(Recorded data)
::::

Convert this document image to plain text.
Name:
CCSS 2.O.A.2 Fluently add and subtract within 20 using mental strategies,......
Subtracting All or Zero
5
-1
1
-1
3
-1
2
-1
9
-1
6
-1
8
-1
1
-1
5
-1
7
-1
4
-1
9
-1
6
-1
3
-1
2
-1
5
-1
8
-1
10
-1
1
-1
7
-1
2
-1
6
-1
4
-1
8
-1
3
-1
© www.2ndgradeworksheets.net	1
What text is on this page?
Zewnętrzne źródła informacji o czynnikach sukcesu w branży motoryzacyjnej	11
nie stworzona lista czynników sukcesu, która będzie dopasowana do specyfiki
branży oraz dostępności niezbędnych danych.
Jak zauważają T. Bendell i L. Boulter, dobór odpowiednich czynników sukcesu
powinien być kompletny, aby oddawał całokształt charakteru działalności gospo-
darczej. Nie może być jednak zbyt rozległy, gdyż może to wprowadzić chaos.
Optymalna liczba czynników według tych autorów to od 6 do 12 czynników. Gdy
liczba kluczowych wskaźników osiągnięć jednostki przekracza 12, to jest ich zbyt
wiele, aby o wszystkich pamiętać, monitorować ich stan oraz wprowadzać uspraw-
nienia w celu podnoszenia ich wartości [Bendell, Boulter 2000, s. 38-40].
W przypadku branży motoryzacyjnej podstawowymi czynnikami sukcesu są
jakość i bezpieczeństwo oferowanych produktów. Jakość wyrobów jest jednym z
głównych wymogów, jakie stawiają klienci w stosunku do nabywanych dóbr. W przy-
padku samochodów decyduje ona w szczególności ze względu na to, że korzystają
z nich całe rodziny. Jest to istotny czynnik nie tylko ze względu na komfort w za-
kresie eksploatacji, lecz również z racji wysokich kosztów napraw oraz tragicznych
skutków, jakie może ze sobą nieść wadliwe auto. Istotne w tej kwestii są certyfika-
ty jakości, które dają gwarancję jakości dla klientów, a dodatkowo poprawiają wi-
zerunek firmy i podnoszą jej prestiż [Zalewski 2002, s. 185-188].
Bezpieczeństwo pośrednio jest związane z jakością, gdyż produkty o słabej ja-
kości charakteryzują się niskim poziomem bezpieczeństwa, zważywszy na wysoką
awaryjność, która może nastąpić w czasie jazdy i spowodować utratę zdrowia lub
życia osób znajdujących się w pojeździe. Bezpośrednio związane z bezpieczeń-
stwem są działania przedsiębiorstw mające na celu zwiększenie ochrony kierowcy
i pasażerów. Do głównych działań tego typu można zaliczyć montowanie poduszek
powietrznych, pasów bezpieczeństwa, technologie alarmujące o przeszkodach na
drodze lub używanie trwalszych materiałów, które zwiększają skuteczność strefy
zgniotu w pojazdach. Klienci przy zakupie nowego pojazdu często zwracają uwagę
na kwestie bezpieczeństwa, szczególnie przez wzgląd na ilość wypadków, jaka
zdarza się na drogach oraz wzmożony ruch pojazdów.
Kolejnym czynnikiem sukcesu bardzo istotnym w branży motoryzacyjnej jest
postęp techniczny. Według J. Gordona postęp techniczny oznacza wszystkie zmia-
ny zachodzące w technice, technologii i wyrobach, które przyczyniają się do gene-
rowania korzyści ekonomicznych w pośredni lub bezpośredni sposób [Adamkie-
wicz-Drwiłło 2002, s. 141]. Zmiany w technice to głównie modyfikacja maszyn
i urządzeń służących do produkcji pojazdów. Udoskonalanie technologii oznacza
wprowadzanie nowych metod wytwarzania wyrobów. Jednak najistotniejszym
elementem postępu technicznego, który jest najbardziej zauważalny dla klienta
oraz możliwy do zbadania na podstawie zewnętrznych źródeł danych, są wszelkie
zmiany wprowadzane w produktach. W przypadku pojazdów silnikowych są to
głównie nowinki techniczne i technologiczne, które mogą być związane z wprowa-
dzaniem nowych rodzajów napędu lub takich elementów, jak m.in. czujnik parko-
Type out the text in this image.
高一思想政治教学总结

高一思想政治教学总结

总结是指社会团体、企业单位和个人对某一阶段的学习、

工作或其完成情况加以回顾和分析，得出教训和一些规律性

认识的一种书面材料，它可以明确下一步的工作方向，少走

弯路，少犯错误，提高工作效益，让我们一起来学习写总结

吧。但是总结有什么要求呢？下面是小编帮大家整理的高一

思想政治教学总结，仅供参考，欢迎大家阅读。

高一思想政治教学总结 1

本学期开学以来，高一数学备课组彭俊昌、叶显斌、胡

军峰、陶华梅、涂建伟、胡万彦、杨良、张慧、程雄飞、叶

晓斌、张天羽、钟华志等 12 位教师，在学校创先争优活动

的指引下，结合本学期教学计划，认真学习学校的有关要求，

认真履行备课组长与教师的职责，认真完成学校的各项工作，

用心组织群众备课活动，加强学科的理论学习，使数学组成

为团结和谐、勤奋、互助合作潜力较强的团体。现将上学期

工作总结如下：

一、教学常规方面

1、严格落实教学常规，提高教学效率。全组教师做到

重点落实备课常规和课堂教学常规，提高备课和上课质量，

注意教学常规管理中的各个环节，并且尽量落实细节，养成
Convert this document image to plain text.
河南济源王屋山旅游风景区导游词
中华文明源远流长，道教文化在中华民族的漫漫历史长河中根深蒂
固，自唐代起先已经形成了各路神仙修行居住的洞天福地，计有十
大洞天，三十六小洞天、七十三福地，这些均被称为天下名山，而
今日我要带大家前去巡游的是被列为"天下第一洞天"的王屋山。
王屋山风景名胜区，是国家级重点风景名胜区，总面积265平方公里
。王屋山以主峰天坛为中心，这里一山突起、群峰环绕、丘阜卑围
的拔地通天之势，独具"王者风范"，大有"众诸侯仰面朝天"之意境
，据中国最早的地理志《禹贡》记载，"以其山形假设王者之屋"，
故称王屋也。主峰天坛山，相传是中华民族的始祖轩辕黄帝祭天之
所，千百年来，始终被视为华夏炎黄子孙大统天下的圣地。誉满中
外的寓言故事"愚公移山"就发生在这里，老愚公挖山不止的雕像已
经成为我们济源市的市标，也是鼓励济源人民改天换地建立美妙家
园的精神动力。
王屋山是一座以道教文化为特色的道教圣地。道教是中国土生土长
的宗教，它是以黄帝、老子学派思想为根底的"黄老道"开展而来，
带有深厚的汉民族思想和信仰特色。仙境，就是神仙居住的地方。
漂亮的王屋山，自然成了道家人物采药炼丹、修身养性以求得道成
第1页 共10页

::::

• _What is required_:
Restate the whole listing exactly, leaving out nothing.

• _Response to the exercise_:
Convert this document image to plain text.
Name:
CCSS 2.O.A.2 Fluently add and subtract within 20 using mental strategies,......
Subtracting All or Zero
5
-1
1
-1
3
-1
2
-1
9
-1
6
-1
8
-1
1
-1
5
-1
7
-1
4
-1
9
-1
6
-1
3
-1
2
-1
5
-1
8
-1
10
-1
1
-1
7
-1
2
-1
6
-1
4
-1
8
-1
3
-1
© www.2ndgradeworksheets.net	1
What text is on this page?
Zewnętrzne źródła informacji o czynnikach sukcesu w branży motoryzacyjnej	11
nie stworzona lista czynników sukcesu, która będzie dopasowana do specyfiki
branży oraz dostępności niezbędnych danych.
Jak zauważają T. Bendell i L. Boulter, dobór odpowiednich czynników sukcesu
powinien być kompletny, aby oddawał całokształt charakteru działalności gospo-
darczej. Nie może być jednak zbyt rozległy, gdyż może to wprowadzić chaos.
Optymalna liczba czynników według tych autorów to od 6 do 12 czynników. Gdy
liczba kluczowych wskaźników osiągnięć jednostki przekracza 12, to jest ich zbyt
wiele, aby o wszystkich pamiętać, monitorować ich stan oraz wprowadzać uspraw-
nienia w celu podnoszenia ich wartości [Bendell, Boulter 2000, s. 38-40].
W przypadku branży motoryzacyjnej podstawowymi czynnikami sukcesu są
jakość i bezpieczeństwo oferowanych produktów. Jakość wyrobów jest jednym z
głównych wymogów, jakie stawiają klienci w stosunku do nabywanych dóbr. W przy-
padku samochodów decyduje ona w szczególności ze względu na to, że korzystają
z nich całe rodziny. Jest to istotny czynnik nie tylko ze względu na komfort w za-
kresie eksploatacji, lecz również z racji wysokich kosztów napraw oraz tragicznych
skutków, jakie może ze sobą nieść wadliwe auto. Istotne w tej kwestii są certyfika-
ty jakości, które dają gwarancję jakości dla klientów, a dodatkowo poprawiają wi-
zerunek firmy i podnoszą jej prestiż [Zalewski 2002, s. 185-188].
Bezpieczeństwo pośrednio jest związane z jakością, gdyż produkty o słabej ja-
kości charakteryzują się niskim poziomem bezpieczeństwa, zważywszy na wysoką
awaryjność, która może nastąpić w czasie jazdy i spowodować utratę zdrowia lub
życia osób znajdujących się w pojeździe. Bezpośrednio związane z bezpieczeń-
stwem są działania przedsiębiorstw mające na celu zwiększenie ochrony kierowcy
i pasażerów. Do głównych działań tego typu można zaliczyć montowanie poduszek
powietrznych, pasów bezpieczeństwa, technologie alarmujące o przeszkodach na
drodze lub używanie trwalszych materiałów, które zwiększają skuteczność strefy
zgniotu w pojazdach. Klienci przy zakupie nowego pojazdu często zwracają uwagę
na kwestie bezpieczeństwa, szczególnie przez wzgląd na ilość wypadków, jaka
zdarza się na drogach oraz wzmożony ruch pojazdów.
Kolejnym czynnikiem sukcesu bardzo istotnym w branży motoryzacyjnej jest
postęp techniczny. Według J. Gordona postęp techniczny oznacza wszystkie zmia-
ny zachodzące w technice, technologii i wyrobach, które przyczyniają się do gene-
rowania korzyści ekonomicznych w pośredni lub bezpośredni sposób [Adamkie-
wicz-Drwiłło 2002, s. 141]. Zmiany w technice to głównie modyfikacja maszyn
i urządzeń służących do produkcji pojazdów. Udoskonalanie technologii oznacza
wprowadzanie nowych metod wytwarzania wyrobów. Jednak najistotniejszym
elementem postępu technicznego, który jest najbardziej zauważalny dla klienta
oraz możliwy do zbadania na podstawie zewnętrznych źródeł danych, są wszelkie
zmiany wprowadzane w produktach. W przypadku pojazdów silnikowych są to
głównie nowinki techniczne i technologiczne, które mogą być związane z wprowa-
dzaniem nowych rodzajów napędu lub takich elementów, jak m.in. czujnik parko-
Type out the text in this image.
高一思想政治教学总结

高一思想政治教学总结

总结是指社会团体、企业单位和个人对某一阶段的学习、

工作或其完成情况加以回顾和分析，得出教训和一些规律性

认识的一种书面材料，它可以明确下一步的工作方向，少走

弯路，少犯错误，提高工作效益，让我们一起来学习写总结

吧。但是总结有什么要求呢？下面是小编帮大家整理的高一

思想政治教学总结，仅供参考，欢迎大家阅读。

高一思想政治教学总结 1

本学期开学以来，高一数学备课组彭俊昌、叶显斌、胡

军峰、陶华梅、涂建伟、胡万彦、杨良、张慧、程雄飞、叶

晓斌、张天羽、钟华志等 12 位教师，在学校创先争优活动

的指引下，结合本学期教学计划，认真学习学校的有关要求，

认真履行备课组长与教师的职责，认真完成学校的各项工作，

用心组织群众备课活动，加强学科的理论学习，使数学组成

为团结和谐、勤奋、互助合作潜力较强的团体。现将上学期

工作总结如下：

一、教学常规方面

1、严格落实教学常规，提高教学效率。全组教师做到

重点落实备课常规和课堂教学常规，提高备课和上课质量，

注意教学常规管理中的各个环节，并且尽量落实细节，养成
Convert this document image to plain text.
河南济源王屋山旅游风景区导游词
中华文明源远流长，道教文化在中华民族的漫漫历史长河中根深蒂
固，自唐代起先已经形成了各路神仙修行居住的洞天福地，计有十
大洞天，三十六小洞天、七十三福地，这些均被称为天下名山，而
今日我要带大家前去巡游的是被列为"天下第一洞天"的王屋山。
王屋山风景名胜区，是国家级重点风景名胜区，总面积265平方公里
。王屋山以主峰天坛为中心，这里一山突起、群峰环绕、丘阜卑围
的拔地通天之势，独具"王者风范"，大有"众诸侯仰面朝天"之意境
，据中国最早的地理志《禹贡》记载，"以其山形假设王者之屋"，
故称王屋也。主峰天坛山，相传是中华民族的始祖轩辕黄帝祭天之
所，千百年来，始终被视为华夏炎黄子孙大统天下的圣地。誉满中
外的寓言故事"愚公移山"就发生在这里，老愚公挖山不止的雕像已
经成为我们济源市的市标，也是鼓励济源人民改天换地建立美妙家
园的精神动力。
王屋山是一座以道教文化为特色的道教圣地。道教是中国土生土长
的宗教，它是以黄帝、老子学派思想为根底的"黄老道"开展而来，
带有深厚的汉民族思想和信仰特色。仙境，就是神仙居住的地方。
漂亮的王屋山，自然成了道家人物采药炼丹、修身养性以求得道成
第1页 共10页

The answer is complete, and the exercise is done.